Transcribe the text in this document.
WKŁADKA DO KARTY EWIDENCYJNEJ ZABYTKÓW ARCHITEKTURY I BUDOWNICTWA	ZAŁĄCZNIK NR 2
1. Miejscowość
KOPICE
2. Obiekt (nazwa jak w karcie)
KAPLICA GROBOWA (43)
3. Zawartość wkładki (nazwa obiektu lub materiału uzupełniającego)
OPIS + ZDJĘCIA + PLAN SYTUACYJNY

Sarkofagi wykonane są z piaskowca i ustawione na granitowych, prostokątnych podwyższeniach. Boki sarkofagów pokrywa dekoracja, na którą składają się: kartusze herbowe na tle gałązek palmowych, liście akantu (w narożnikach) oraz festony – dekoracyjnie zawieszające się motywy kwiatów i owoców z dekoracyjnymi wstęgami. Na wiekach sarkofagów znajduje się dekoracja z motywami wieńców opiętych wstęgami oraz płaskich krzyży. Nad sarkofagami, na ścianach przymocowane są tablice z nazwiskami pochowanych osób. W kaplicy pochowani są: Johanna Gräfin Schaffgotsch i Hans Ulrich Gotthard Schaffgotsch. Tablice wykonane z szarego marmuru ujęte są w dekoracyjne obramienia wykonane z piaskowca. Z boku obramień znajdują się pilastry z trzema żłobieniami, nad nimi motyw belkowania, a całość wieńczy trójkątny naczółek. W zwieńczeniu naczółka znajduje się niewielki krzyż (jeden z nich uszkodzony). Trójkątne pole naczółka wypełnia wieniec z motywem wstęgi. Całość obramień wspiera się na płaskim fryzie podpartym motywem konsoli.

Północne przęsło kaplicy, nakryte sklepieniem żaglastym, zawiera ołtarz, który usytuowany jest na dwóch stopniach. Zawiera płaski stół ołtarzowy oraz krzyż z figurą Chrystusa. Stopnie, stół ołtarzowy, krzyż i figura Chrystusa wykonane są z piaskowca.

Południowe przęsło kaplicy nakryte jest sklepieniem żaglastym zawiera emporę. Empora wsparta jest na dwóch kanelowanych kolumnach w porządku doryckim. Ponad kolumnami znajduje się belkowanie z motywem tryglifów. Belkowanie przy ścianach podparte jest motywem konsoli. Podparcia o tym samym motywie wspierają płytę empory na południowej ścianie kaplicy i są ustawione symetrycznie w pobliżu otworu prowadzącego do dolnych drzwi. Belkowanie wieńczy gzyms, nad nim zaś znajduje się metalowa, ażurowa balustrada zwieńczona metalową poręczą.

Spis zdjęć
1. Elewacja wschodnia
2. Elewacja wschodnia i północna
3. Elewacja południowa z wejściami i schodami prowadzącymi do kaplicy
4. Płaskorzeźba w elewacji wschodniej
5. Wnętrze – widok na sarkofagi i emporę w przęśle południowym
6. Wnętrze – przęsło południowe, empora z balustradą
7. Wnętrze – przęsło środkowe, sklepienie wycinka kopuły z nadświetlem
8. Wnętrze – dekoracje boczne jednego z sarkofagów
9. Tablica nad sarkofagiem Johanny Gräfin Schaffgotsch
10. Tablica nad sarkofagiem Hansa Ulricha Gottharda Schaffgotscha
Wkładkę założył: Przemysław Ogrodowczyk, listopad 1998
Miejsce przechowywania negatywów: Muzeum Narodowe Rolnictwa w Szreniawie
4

* **What is needed**
Copy all the lines, exactly.

* **Response for this exercise**
Transcribe the text in this document.
WKŁADKA DO KARTY EWIDENCYJNEJ ZABYTKÓW ARCHITEKTURY I BUDOWNICTWA	ZAŁĄCZNIK NR 2
1. Miejscowość
KOPICE
2. Obiekt (nazwa jak w karcie)
KAPLICA GROBOWA (43)
3. Zawartość wkładki (nazwa obiektu lub materiału uzupełniającego)
OPIS + ZDJĘCIA + PLAN SYTUACYJNY

Sarkofagi wykonane są z piaskowca i ustawione na granitowych, prostokątnych podwyższeniach. Boki sarkofagów pokrywa dekoracja, na którą składają się: kartusze herbowe na tle gałązek palmowych, liście akantu (w narożnikach) oraz festony – dekoracyjnie zawieszające się motywy kwiatów i owoców z dekoracyjnymi wstęgami. Na wiekach sarkofagów znajduje się dekoracja z motywami wieńców opiętych wstęgami oraz płaskich krzyży. Nad sarkofagami, na ścianach przymocowane są tablice z nazwiskami pochowanych osób. W kaplicy pochowani są: Johanna Gräfin Schaffgotsch i Hans Ulrich Gotthard Schaffgotsch. Tablice wykonane z szarego marmuru ujęte są w dekoracyjne obramienia wykonane z piaskowca. Z boku obramień znajdują się pilastry z trzema żłobieniami, nad nimi motyw belkowania, a całość wieńczy trójkątny naczółek. W zwieńczeniu naczółka znajduje się niewielki krzyż (jeden z nich uszkodzony). Trójkątne pole naczółka wypełnia wieniec z motywem wstęgi. Całość obramień wspiera się na płaskim fryzie podpartym motywem konsoli.

Północne przęsło kaplicy, nakryte sklepieniem żaglastym, zawiera ołtarz, który usytuowany jest na dwóch stopniach. Zawiera płaski stół ołtarzowy oraz krzyż z figurą Chrystusa. Stopnie, stół ołtarzowy, krzyż i figura Chrystusa wykonane są z piaskowca.

Południowe przęsło kaplicy nakryte jest sklepieniem żaglastym zawiera emporę. Empora wsparta jest na dwóch kanelowanych kolumnach w porządku doryckim. Ponad kolumnami znajduje się belkowanie z motywem tryglifów. Belkowanie przy ścianach podparte jest motywem konsoli. Podparcia o tym samym motywie wspierają płytę empory na południowej ścianie kaplicy i są ustawione symetrycznie w pobliżu otworu prowadzącego do dolnych drzwi. Belkowanie wieńczy gzyms, nad nim zaś znajduje się metalowa, ażurowa balustrada zwieńczona metalową poręczą.

Spis zdjęć
1. Elewacja wschodnia
2. Elewacja wschodnia i północna
3. Elewacja południowa z wejściami i schodami prowadzącymi do kaplicy
4. Płaskorzeźba w elewacji wschodniej
5. Wnętrze – widok na sarkofagi i emporę w przęśle południowym
6. Wnętrze – przęsło południowe, empora z balustradą
7. Wnętrze – przęsło środkowe, sklepienie wycinka kopuły z nadświetlem
8. Wnętrze – dekoracje boczne jednego z sarkofagów
9. Tablica nad sarkofagiem Johanny Gräfin Schaffgotsch
10. Tablica nad sarkofagiem Hansa Ulricha Gottharda Schaffgotscha
Wkładkę założył: Przemysław Ogrodowczyk, listopad 1998
Miejsce przechowywania negatywów: Muzeum Narodowe Rolnictwa w Szreniawie
4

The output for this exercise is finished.